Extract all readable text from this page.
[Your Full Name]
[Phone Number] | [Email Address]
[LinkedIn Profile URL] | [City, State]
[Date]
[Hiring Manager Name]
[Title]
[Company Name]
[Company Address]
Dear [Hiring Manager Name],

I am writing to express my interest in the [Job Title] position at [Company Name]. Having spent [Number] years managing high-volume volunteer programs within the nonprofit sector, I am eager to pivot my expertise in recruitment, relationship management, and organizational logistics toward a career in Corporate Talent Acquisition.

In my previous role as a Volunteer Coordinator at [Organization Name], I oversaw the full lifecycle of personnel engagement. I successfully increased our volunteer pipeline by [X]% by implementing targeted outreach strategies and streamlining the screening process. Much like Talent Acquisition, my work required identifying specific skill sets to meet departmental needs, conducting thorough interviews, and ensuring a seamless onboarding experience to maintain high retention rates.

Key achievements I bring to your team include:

^^^^^^^^^^^^^^^^

_Job_.
What is the number of lines in the listing above that contain the string "Hiring"? Give only the number.

_Solution to this exercise_.
2